The listing below should be written out exactly; please include all of it.

Recorded data |
* START *

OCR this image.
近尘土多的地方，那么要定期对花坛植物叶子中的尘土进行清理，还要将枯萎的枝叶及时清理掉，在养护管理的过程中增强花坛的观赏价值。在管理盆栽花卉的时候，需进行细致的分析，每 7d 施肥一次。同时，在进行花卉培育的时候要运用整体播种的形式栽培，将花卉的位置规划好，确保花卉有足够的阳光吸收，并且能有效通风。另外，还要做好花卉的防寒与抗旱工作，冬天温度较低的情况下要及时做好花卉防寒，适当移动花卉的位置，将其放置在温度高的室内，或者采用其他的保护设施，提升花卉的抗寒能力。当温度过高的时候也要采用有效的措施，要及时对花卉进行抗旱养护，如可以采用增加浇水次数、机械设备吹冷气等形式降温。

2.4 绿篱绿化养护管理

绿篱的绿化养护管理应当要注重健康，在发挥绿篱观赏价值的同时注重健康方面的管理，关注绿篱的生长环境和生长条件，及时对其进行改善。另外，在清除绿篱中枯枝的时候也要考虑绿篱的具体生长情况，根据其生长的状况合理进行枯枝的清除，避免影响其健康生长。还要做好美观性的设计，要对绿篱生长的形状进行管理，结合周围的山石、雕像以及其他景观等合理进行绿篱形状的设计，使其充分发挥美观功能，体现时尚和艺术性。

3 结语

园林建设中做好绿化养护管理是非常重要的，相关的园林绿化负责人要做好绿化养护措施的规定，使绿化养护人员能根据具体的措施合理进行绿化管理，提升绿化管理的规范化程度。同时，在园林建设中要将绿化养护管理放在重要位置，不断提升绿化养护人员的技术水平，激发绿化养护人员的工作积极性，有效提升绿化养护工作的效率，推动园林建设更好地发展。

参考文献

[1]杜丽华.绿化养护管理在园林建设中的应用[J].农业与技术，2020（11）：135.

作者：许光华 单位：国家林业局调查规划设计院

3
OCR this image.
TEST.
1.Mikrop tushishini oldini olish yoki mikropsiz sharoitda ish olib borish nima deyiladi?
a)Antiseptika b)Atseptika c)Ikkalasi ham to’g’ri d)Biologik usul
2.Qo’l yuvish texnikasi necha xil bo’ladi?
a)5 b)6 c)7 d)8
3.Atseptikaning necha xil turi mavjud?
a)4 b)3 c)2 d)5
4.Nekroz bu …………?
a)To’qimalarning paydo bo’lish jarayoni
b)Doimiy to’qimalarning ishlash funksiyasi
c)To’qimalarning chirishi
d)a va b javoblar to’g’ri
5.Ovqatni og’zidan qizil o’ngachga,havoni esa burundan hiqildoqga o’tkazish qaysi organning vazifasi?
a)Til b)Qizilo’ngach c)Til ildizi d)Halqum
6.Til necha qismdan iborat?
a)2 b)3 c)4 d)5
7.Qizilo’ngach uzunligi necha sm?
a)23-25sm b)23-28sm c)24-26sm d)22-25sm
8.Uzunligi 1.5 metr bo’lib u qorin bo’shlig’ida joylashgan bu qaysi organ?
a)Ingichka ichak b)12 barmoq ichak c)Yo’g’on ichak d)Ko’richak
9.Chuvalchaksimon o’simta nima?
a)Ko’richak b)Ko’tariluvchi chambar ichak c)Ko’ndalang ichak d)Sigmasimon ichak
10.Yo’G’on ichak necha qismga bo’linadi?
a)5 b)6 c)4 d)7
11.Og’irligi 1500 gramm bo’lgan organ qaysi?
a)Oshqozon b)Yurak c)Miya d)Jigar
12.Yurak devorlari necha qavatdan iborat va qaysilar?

* END *

Correct result |
OCR this image.
近尘土多的地方，那么要定期对花坛植物叶子中的尘土进行清理，还要将枯萎的枝叶及时清理掉，在养护管理的过程中增强花坛的观赏价值。在管理盆栽花卉的时候，需进行细致的分析，每 7d 施肥一次。同时，在进行花卉培育的时候要运用整体播种的形式栽培，将花卉的位置规划好，确保花卉有足够的阳光吸收，并且能有效通风。另外，还要做好花卉的防寒与抗旱工作，冬天温度较低的情况下要及时做好花卉防寒，适当移动花卉的位置，将其放置在温度高的室内，或者采用其他的保护设施，提升花卉的抗寒能力。当温度过高的时候也要采用有效的措施，要及时对花卉进行抗旱养护，如可以采用增加浇水次数、机械设备吹冷气等形式降温。

2.4 绿篱绿化养护管理

绿篱的绿化养护管理应当要注重健康，在发挥绿篱观赏价值的同时注重健康方面的管理，关注绿篱的生长环境和生长条件，及时对其进行改善。另外，在清除绿篱中枯枝的时候也要考虑绿篱的具体生长情况，根据其生长的状况合理进行枯枝的清除，避免影响其健康生长。还要做好美观性的设计，要对绿篱生长的形状进行管理，结合周围的山石、雕像以及其他景观等合理进行绿篱形状的设计，使其充分发挥美观功能，体现时尚和艺术性。

3 结语

园林建设中做好绿化养护管理是非常重要的，相关的园林绿化负责人要做好绿化养护措施的规定，使绿化养护人员能根据具体的措施合理进行绿化管理，提升绿化管理的规范化程度。同时，在园林建设中要将绿化养护管理放在重要位置，不断提升绿化养护人员的技术水平，激发绿化养护人员的工作积极性，有效提升绿化养护工作的效率，推动园林建设更好地发展。

参考文献

[1]杜丽华.绿化养护管理在园林建设中的应用[J].农业与技术，2020（11）：135.

作者：许光华 单位：国家林业局调查规划设计院

3
OCR this image.
TEST.
1.Mikrop tushishini oldini olish yoki mikropsiz sharoitda ish olib borish nima deyiladi?
a)Antiseptika b)Atseptika c)Ikkalasi ham to’g’ri d)Biologik usul
2.Qo’l yuvish texnikasi necha xil bo’ladi?
a)5 b)6 c)7 d)8
3.Atseptikaning necha xil turi mavjud?
a)4 b)3 c)2 d)5
4.Nekroz bu …………?
a)To’qimalarning paydo bo’lish jarayoni
b)Doimiy to’qimalarning ishlash funksiyasi
c)To’qimalarning chirishi
d)a va b javoblar to’g’ri
5.Ovqatni og’zidan qizil o’ngachga,havoni esa burundan hiqildoqga o’tkazish qaysi organning vazifasi?
a)Til b)Qizilo’ngach c)Til ildizi d)Halqum
6.Til necha qismdan iborat?
a)2 b)3 c)4 d)5
7.Qizilo’ngach uzunligi necha sm?
a)23-25sm b)23-28sm c)24-26sm d)22-25sm
8.Uzunligi 1.5 metr bo’lib u qorin bo’shlig’ida joylashgan bu qaysi organ?
a)Ingichka ichak b)12 barmoq ichak c)Yo’g’on ichak d)Ko’richak
9.Chuvalchaksimon o’simta nima?
a)Ko’richak b)Ko’tariluvchi chambar ichak c)Ko’ndalang ichak d)Sigmasimon ichak
10.Yo’G’on ichak necha qismga bo’linadi?
a)5 b)6 c)4 d)7
11.Og’irligi 1500 gramm bo’lgan organ qaysi?
a)Oshqozon b)Yurak c)Miya d)Jigar
12.Yurak devorlari necha qavatdan iborat va qaysilar?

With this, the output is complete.